Task statement:
Copy every line of the data in which the word "care" occurs.
— Start of Records supplied —
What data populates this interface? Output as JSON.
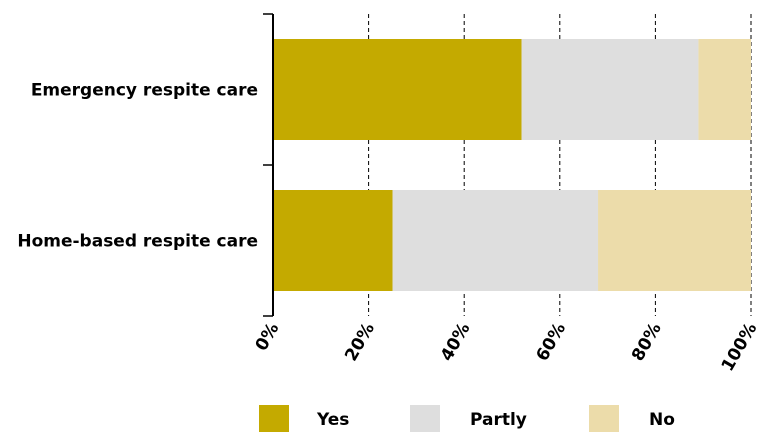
{
  "chart_data": {
    "type": "bar",
    "orientation": "horizontal",
    "stacked": true,
    "categories": [
      "Emergency respite care",
      "Home-based respite care"
    ],
    "series": [
      {
        "name": "Yes",
        "values": [
          52,
          25
        ],
        "color": "#c4aa00"
      },
      {
        "name": "Partly",
        "values": [
          37,
          43
        ],
        "color": "#dedede"
      },
      {
        "name": "No",
        "values": [
          11,
          32
        ],
        "color": "#ecdcaa"
      }
    ],
    "xlim": [
      0,
      100
    ],
    "x_ticks": [
      0,
      20,
      40,
      60,
      80,
      100
    ],
    "x_tick_labels": [
      "0%",
      "20%",
      "40%",
      "60%",
      "80%",
      "100%"
    ],
    "grid": "vertical dashed",
    "legend_position": "bottom",
    "title": "",
    "xlabel": "",
    "ylabel": ""
  }
}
— End of Records supplied —
Result for this task:
      "Emergency respite care",
      "Home-based respite care"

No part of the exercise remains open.